GIVEN PROBLEM: Copy every entry word for word. Skip the pictures.

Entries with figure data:
# # # # # # #

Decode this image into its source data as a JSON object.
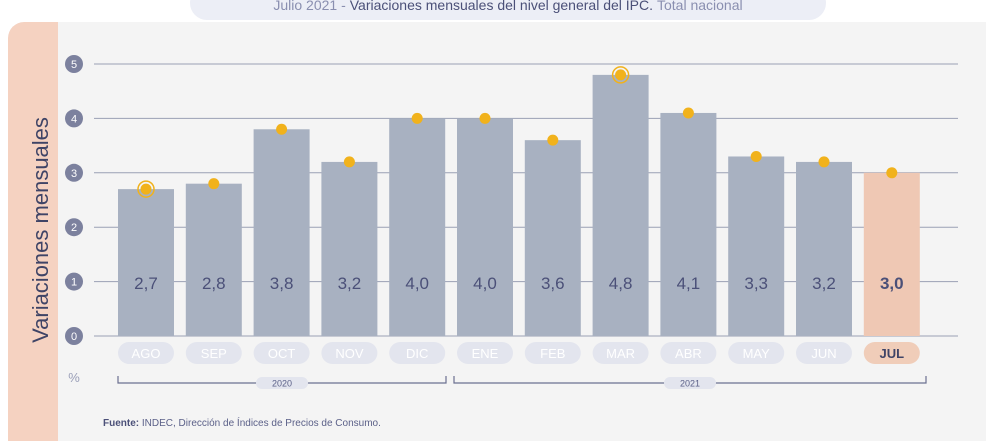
{
  "title": {
    "prefix": "Julio 2021 -",
    "main": "Variaciones mensuales del nivel general del IPC.",
    "suffix": "Total nacional"
  },
  "ylabel": "Variaciones mensuales",
  "unit_label": "%",
  "year_labels": [
    "2020",
    "2021"
  ],
  "source": {
    "label": "Fuente:",
    "text": "INDEC, Dirección de Índices de Precios de Consumo."
  },
  "colors": {
    "bar": "#a8b1c1",
    "highlight_bar": "#efc8b4",
    "dot": "#f1b21c",
    "side_band": "#f5d2c1",
    "pill": "#e3e5ee",
    "highlight_pill": "#f0cdb9",
    "text": "#4b5078"
  },
  "chart_data": {
    "type": "bar",
    "categories": [
      "AGO",
      "SEP",
      "OCT",
      "NOV",
      "DIC",
      "ENE",
      "FEB",
      "MAR",
      "ABR",
      "MAY",
      "JUN",
      "JUL"
    ],
    "values": [
      2.7,
      2.8,
      3.8,
      3.2,
      4.0,
      4.0,
      3.6,
      4.8,
      4.1,
      3.3,
      3.2,
      3.0
    ],
    "value_labels": [
      "2,7",
      "2,8",
      "3,8",
      "3,2",
      "4,0",
      "4,0",
      "3,6",
      "4,8",
      "4,1",
      "3,3",
      "3,2",
      "3,0"
    ],
    "highlight_index": 11,
    "ylim": [
      0,
      5
    ],
    "yticks": [
      0,
      1,
      2,
      3,
      4,
      5
    ],
    "grid": true,
    "xlabel": "",
    "ylabel": "Variaciones mensuales"
  }
}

# # # # # # #

REPLY:
Decode this image into its source data as a JSON object.
{
  "title": {
    "prefix": "Julio 2021 -",
    "main": "Variaciones mensuales del nivel general del IPC.",
    "suffix": "Total nacional"
  },
  "ylabel": "Variaciones mensuales",
  "unit_label": "%",
  "year_labels": [
    "2020",
    "2021"
  ],
  "source": {
    "label": "Fuente:",
    "text": "INDEC, Dirección de Índices de Precios de Consumo."
  },
  "colors": {
    "bar": "#a8b1c1",
    "highlight_bar": "#efc8b4",
    "dot": "#f1b21c",
    "side_band": "#f5d2c1",
    "pill": "#e3e5ee",
    "highlight_pill": "#f0cdb9",
    "text": "#4b5078"
  },
  "chart_data": {
    "type": "bar",
    "categories": [
      "AGO",
      "SEP",
      "OCT",
      "NOV",
      "DIC",
      "ENE",
      "FEB",
      "MAR",
      "ABR",
      "MAY",
      "JUN",
      "JUL"
    ],
    "values": [
      2.7,
      2.8,
      3.8,
      3.2,
      4.0,
      4.0,
      3.6,
      4.8,
      4.1,
      3.3,
      3.2,
      3.0
    ],
    "value_labels": [
      "2,7",
      "2,8",
      "3,8",
      "3,2",
      "4,0",
      "4,0",
      "3,6",
      "4,8",
      "4,1",
      "3,3",
      "3,2",
      "3,0"
    ],
    "highlight_index": 11,
    "ylim": [
      0,
      5
    ],
    "yticks": [
      0,
      1,
      2,
      3,
      4,
      5
    ],
    "grid": true,
    "xlabel": "",
    "ylabel": "Variaciones mensuales"
  }
}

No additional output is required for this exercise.